- Set problem -
Reproduce all the lines exactly as they stand, apart from the pictures.

— Begin Stored rows —

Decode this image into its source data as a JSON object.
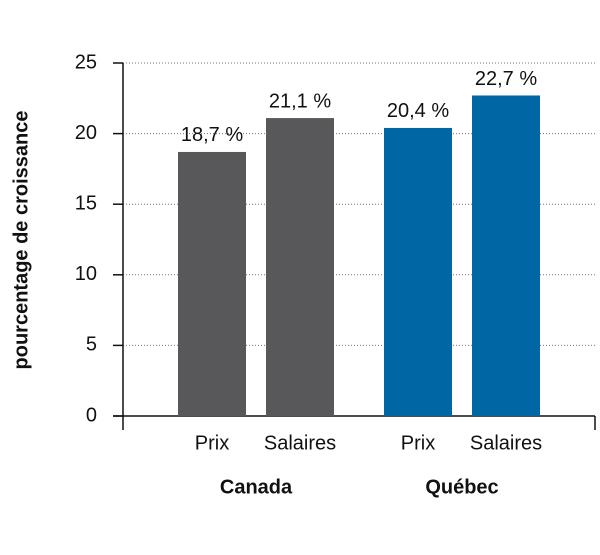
{
  "chart_data": {
    "type": "bar",
    "y_label": "pourcentage de croissance",
    "groups": [
      {
        "name": "Canada",
        "color": "#58585a",
        "categories": [
          "Prix",
          "Salaires"
        ],
        "values": [
          18.7,
          21.1
        ],
        "value_labels": [
          "18,7 %",
          "21,1 %"
        ]
      },
      {
        "name": "Québec",
        "color": "#0066a4",
        "categories": [
          "Prix",
          "Salaires"
        ],
        "values": [
          20.4,
          22.7
        ],
        "value_labels": [
          "20,4 %",
          "22,7 %"
        ]
      }
    ],
    "ylim": [
      0,
      25
    ],
    "yticks": [
      0,
      5,
      10,
      15,
      20,
      25
    ],
    "grid": true
  }
}
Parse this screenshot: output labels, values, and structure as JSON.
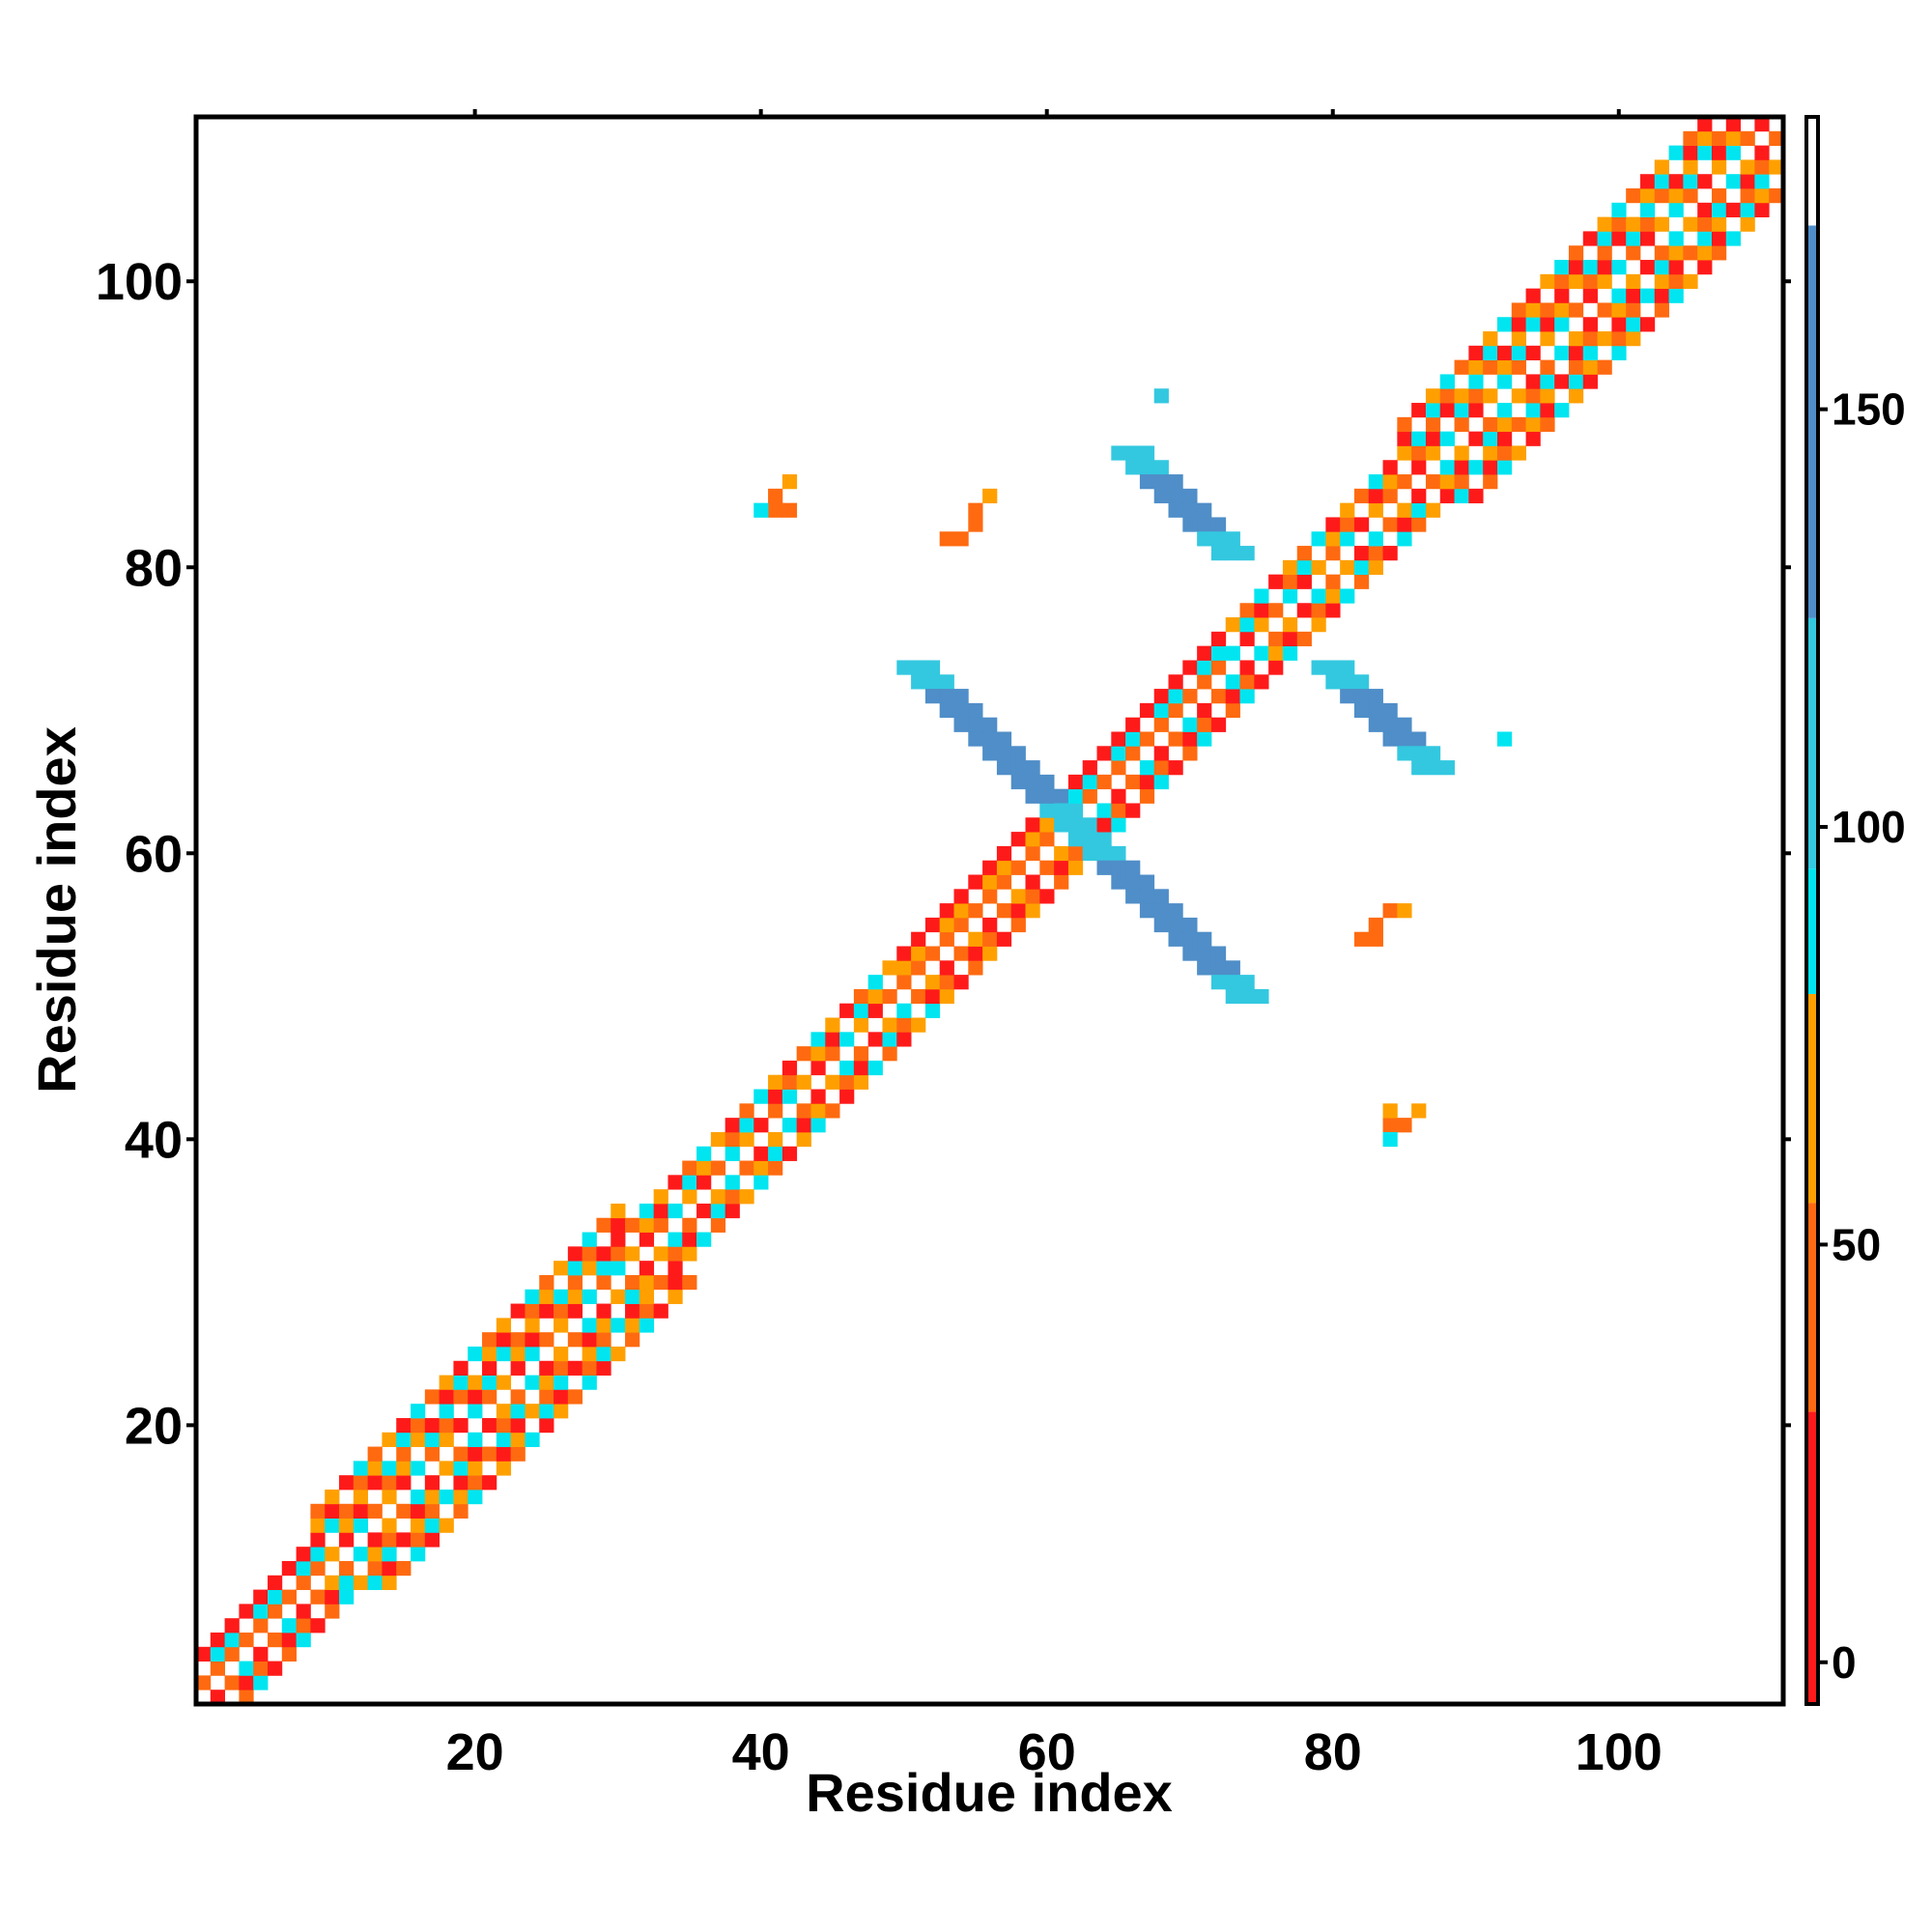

— End Stored rows —

- The output -
Decode this image into its source data as a JSON object.
{
  "chart_data": {
    "type": "bar",
    "y_label": "pourcentage de croissance",
    "groups": [
      {
        "name": "Canada",
        "color": "#58585a",
        "categories": [
          "Prix",
          "Salaires"
        ],
        "values": [
          18.7,
          21.1
        ],
        "value_labels": [
          "18,7 %",
          "21,1 %"
        ]
      },
      {
        "name": "Québec",
        "color": "#0066a4",
        "categories": [
          "Prix",
          "Salaires"
        ],
        "values": [
          20.4,
          22.7
        ],
        "value_labels": [
          "20,4 %",
          "22,7 %"
        ]
      }
    ],
    "ylim": [
      0,
      25
    ],
    "yticks": [
      0,
      5,
      10,
      15,
      20,
      25
    ],
    "grid": true
  }
}
Parse this screenshot: output labels, values, and structure as JSON.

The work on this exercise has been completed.